#### Entries
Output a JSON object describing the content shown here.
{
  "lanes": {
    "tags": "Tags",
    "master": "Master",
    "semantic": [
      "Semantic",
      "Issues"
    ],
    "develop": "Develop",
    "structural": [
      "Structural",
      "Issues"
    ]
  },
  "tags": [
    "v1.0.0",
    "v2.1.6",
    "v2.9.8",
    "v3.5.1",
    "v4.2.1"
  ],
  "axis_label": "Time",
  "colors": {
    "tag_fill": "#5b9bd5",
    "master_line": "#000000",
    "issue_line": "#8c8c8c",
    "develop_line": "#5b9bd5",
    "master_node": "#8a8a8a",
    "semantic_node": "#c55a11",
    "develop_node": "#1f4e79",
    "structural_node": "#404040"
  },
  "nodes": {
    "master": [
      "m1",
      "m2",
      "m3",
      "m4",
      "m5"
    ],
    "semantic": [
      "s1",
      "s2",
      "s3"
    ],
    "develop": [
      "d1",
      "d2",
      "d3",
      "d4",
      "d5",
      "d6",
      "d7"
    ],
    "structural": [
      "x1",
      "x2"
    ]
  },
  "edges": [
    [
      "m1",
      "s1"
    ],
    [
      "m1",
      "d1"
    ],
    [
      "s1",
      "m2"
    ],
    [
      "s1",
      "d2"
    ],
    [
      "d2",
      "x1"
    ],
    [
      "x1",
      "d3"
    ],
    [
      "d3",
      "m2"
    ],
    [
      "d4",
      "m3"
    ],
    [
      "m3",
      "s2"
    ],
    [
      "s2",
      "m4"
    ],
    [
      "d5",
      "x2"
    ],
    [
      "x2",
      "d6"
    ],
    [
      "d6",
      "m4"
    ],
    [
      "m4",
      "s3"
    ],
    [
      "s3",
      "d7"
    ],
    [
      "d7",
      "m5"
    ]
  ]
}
########
● Instructions for the task:
Return each line of the records above exactly as it reads.

● Result:
Output a JSON object describing the content shown here.
{
  "lanes": {
    "tags": "Tags",
    "master": "Master",
    "semantic": [
      "Semantic",
      "Issues"
    ],
    "develop": "Develop",
    "structural": [
      "Structural",
      "Issues"
    ]
  },
  "tags": [
    "v1.0.0",
    "v2.1.6",
    "v2.9.8",
    "v3.5.1",
    "v4.2.1"
  ],
  "axis_label": "Time",
  "colors": {
    "tag_fill": "#5b9bd5",
    "master_line": "#000000",
    "issue_line": "#8c8c8c",
    "develop_line": "#5b9bd5",
    "master_node": "#8a8a8a",
    "semantic_node": "#c55a11",
    "develop_node": "#1f4e79",
    "structural_node": "#404040"
  },
  "nodes": {
    "master": [
      "m1",
      "m2",
      "m3",
      "m4",
      "m5"
    ],
    "semantic": [
      "s1",
      "s2",
      "s3"
    ],
    "develop": [
      "d1",
      "d2",
      "d3",
      "d4",
      "d5",
      "d6",
      "d7"
    ],
    "structural": [
      "x1",
      "x2"
    ]
  },
  "edges": [
    [
      "m1",
      "s1"
    ],
    [
      "m1",
      "d1"
    ],
    [
      "s1",
      "m2"
    ],
    [
      "s1",
      "d2"
    ],
    [
      "d2",
      "x1"
    ],
    [
      "x1",
      "d3"
    ],
    [
      "d3",
      "m2"
    ],
    [
      "d4",
      "m3"
    ],
    [
      "m3",
      "s2"
    ],
    [
      "s2",
      "m4"
    ],
    [
      "d5",
      "x2"
    ],
    [
      "x2",
      "d6"
    ],
    [
      "d6",
      "m4"
    ],
    [
      "m4",
      "s3"
    ],
    [
      "s3",
      "d7"
    ],
    [
      "d7",
      "m5"
    ]
  ]
}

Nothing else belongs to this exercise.